◆ SET TASK:
All of the records below should be output exactly.

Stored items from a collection
◇ ◇ ◇

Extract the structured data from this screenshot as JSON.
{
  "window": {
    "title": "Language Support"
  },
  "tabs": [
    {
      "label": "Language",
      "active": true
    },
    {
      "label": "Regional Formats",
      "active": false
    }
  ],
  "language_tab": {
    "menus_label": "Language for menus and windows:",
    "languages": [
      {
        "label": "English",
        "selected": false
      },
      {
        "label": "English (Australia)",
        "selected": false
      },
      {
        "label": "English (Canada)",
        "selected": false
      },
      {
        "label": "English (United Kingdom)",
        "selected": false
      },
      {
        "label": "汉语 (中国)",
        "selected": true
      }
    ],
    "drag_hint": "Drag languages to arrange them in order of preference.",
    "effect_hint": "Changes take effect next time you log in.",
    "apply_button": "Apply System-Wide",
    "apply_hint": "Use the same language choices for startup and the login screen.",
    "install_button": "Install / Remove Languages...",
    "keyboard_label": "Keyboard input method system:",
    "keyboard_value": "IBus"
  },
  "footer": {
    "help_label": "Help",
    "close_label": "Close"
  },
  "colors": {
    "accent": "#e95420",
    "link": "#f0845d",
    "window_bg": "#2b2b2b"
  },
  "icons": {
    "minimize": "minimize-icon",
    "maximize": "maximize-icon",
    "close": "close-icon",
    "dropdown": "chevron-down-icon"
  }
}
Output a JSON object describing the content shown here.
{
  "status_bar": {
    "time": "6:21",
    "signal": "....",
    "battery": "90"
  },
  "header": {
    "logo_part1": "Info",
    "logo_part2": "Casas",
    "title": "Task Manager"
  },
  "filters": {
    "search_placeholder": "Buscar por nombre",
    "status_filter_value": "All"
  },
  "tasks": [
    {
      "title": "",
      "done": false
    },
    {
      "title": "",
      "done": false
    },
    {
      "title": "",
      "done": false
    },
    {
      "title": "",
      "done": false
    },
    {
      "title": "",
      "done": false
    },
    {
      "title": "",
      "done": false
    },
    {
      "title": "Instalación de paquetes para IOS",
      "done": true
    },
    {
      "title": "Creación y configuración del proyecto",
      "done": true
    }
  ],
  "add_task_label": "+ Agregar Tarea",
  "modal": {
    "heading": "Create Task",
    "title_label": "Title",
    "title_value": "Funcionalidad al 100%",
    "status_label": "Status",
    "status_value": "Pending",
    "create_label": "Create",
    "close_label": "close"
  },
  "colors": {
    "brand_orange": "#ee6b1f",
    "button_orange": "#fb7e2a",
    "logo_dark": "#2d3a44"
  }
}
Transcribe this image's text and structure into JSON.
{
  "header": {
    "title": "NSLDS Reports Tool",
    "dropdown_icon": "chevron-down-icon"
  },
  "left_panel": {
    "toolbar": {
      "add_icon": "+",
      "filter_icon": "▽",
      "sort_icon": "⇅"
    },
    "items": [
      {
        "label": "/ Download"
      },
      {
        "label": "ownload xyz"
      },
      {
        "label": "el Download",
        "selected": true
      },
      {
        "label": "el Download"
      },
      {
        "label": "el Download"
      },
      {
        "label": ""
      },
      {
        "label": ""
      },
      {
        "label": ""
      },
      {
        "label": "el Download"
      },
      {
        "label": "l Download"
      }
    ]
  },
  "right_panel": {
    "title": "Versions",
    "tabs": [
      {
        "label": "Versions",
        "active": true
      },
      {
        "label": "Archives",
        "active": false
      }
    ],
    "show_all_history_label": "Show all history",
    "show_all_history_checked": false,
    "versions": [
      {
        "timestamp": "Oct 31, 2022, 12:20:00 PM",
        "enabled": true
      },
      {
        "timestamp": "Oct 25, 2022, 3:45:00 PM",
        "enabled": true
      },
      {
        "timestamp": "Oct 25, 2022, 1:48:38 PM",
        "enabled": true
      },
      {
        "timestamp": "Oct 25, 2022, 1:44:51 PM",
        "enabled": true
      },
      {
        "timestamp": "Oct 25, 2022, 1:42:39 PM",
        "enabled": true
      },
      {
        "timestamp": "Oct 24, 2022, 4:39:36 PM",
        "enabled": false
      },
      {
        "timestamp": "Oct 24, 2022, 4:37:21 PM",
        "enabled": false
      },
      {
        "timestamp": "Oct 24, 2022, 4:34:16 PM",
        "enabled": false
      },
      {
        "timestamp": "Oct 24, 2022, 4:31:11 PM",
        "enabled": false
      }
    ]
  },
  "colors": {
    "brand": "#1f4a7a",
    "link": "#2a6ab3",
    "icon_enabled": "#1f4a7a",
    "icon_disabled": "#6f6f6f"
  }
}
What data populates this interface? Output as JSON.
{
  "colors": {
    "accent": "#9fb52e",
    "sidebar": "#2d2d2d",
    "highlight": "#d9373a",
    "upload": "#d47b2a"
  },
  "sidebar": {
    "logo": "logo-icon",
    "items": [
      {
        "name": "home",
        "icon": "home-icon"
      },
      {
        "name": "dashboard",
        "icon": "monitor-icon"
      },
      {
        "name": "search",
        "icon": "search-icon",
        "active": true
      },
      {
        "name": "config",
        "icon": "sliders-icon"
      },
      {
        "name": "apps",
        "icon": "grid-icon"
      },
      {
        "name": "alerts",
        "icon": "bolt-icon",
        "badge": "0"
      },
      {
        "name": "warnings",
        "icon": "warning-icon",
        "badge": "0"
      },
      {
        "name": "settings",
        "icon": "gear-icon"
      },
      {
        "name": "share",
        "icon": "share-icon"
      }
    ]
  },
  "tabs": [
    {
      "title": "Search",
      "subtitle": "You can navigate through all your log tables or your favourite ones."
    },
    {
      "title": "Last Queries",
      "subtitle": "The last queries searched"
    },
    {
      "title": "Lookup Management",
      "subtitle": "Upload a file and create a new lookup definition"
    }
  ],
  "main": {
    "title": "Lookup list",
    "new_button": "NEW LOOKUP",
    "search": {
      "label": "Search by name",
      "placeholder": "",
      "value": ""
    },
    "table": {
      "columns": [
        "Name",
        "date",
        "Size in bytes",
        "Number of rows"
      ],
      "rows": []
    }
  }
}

◇ ◇ ◇

◆ ANSWER TO THE TASK:
Extract the structured data from this screenshot as JSON.
{
  "window": {
    "title": "Language Support"
  },
  "tabs": [
    {
      "label": "Language",
      "active": true
    },
    {
      "label": "Regional Formats",
      "active": false
    }
  ],
  "language_tab": {
    "menus_label": "Language for menus and windows:",
    "languages": [
      {
        "label": "English",
        "selected": false
      },
      {
        "label": "English (Australia)",
        "selected": false
      },
      {
        "label": "English (Canada)",
        "selected": false
      },
      {
        "label": "English (United Kingdom)",
        "selected": false
      },
      {
        "label": "汉语 (中国)",
        "selected": true
      }
    ],
    "drag_hint": "Drag languages to arrange them in order of preference.",
    "effect_hint": "Changes take effect next time you log in.",
    "apply_button": "Apply System-Wide",
    "apply_hint": "Use the same language choices for startup and the login screen.",
    "install_button": "Install / Remove Languages...",
    "keyboard_label": "Keyboard input method system:",
    "keyboard_value": "IBus"
  },
  "footer": {
    "help_label": "Help",
    "close_label": "Close"
  },
  "colors": {
    "accent": "#e95420",
    "link": "#f0845d",
    "window_bg": "#2b2b2b"
  },
  "icons": {
    "minimize": "minimize-icon",
    "maximize": "maximize-icon",
    "close": "close-icon",
    "dropdown": "chevron-down-icon"
  }
}
Output a JSON object describing the content shown here.
{
  "status_bar": {
    "time": "6:21",
    "signal": "....",
    "battery": "90"
  },
  "header": {
    "logo_part1": "Info",
    "logo_part2": "Casas",
    "title": "Task Manager"
  },
  "filters": {
    "search_placeholder": "Buscar por nombre",
    "status_filter_value": "All"
  },
  "tasks": [
    {
      "title": "",
      "done": false
    },
    {
      "title": "",
      "done": false
    },
    {
      "title": "",
      "done": false
    },
    {
      "title": "",
      "done": false
    },
    {
      "title": "",
      "done": false
    },
    {
      "title": "",
      "done": false
    },
    {
      "title": "Instalación de paquetes para IOS",
      "done": true
    },
    {
      "title": "Creación y configuración del proyecto",
      "done": true
    }
  ],
  "add_task_label": "+ Agregar Tarea",
  "modal": {
    "heading": "Create Task",
    "title_label": "Title",
    "title_value": "Funcionalidad al 100%",
    "status_label": "Status",
    "status_value": "Pending",
    "create_label": "Create",
    "close_label": "close"
  },
  "colors": {
    "brand_orange": "#ee6b1f",
    "button_orange": "#fb7e2a",
    "logo_dark": "#2d3a44"
  }
}
Transcribe this image's text and structure into JSON.
{
  "header": {
    "title": "NSLDS Reports Tool",
    "dropdown_icon": "chevron-down-icon"
  },
  "left_panel": {
    "toolbar": {
      "add_icon": "+",
      "filter_icon": "▽",
      "sort_icon": "⇅"
    },
    "items": [
      {
        "label": "/ Download"
      },
      {
        "label": "ownload xyz"
      },
      {
        "label": "el Download",
        "selected": true
      },
      {
        "label": "el Download"
      },
      {
        "label": "el Download"
      },
      {
        "label": ""
      },
      {
        "label": ""
      },
      {
        "label": ""
      },
      {
        "label": "el Download"
      },
      {
        "label": "l Download"
      }
    ]
  },
  "right_panel": {
    "title": "Versions",
    "tabs": [
      {
        "label": "Versions",
        "active": true
      },
      {
        "label": "Archives",
        "active": false
      }
    ],
    "show_all_history_label": "Show all history",
    "show_all_history_checked": false,
    "versions": [
      {
        "timestamp": "Oct 31, 2022, 12:20:00 PM",
        "enabled": true
      },
      {
        "timestamp": "Oct 25, 2022, 3:45:00 PM",
        "enabled": true
      },
      {
        "timestamp": "Oct 25, 2022, 1:48:38 PM",
        "enabled": true
      },
      {
        "timestamp": "Oct 25, 2022, 1:44:51 PM",
        "enabled": true
      },
      {
        "timestamp": "Oct 25, 2022, 1:42:39 PM",
        "enabled": true
      },
      {
        "timestamp": "Oct 24, 2022, 4:39:36 PM",
        "enabled": false
      },
      {
        "timestamp": "Oct 24, 2022, 4:37:21 PM",
        "enabled": false
      },
      {
        "timestamp": "Oct 24, 2022, 4:34:16 PM",
        "enabled": false
      },
      {
        "timestamp": "Oct 24, 2022, 4:31:11 PM",
        "enabled": false
      }
    ]
  },
  "colors": {
    "brand": "#1f4a7a",
    "link": "#2a6ab3",
    "icon_enabled": "#1f4a7a",
    "icon_disabled": "#6f6f6f"
  }
}
What data populates this interface? Output as JSON.
{
  "colors": {
    "accent": "#9fb52e",
    "sidebar": "#2d2d2d",
    "highlight": "#d9373a",
    "upload": "#d47b2a"
  },
  "sidebar": {
    "logo": "logo-icon",
    "items": [
      {
        "name": "home",
        "icon": "home-icon"
      },
      {
        "name": "dashboard",
        "icon": "monitor-icon"
      },
      {
        "name": "search",
        "icon": "search-icon",
        "active": true
      },
      {
        "name": "config",
        "icon": "sliders-icon"
      },
      {
        "name": "apps",
        "icon": "grid-icon"
      },
      {
        "name": "alerts",
        "icon": "bolt-icon",
        "badge": "0"
      },
      {
        "name": "warnings",
        "icon": "warning-icon",
        "badge": "0"
      },
      {
        "name": "settings",
        "icon": "gear-icon"
      },
      {
        "name": "share",
        "icon": "share-icon"
      }
    ]
  },
  "tabs": [
    {
      "title": "Search",
      "subtitle": "You can navigate through all your log tables or your favourite ones."
    },
    {
      "title": "Last Queries",
      "subtitle": "The last queries searched"
    },
    {
      "title": "Lookup Management",
      "subtitle": "Upload a file and create a new lookup definition"
    }
  ],
  "main": {
    "title": "Lookup list",
    "new_button": "NEW LOOKUP",
    "search": {
      "label": "Search by name",
      "placeholder": "",
      "value": ""
    },
    "table": {
      "columns": [
        "Name",
        "date",
        "Size in bytes",
        "Number of rows"
      ],
      "rows": []
    }
  }
}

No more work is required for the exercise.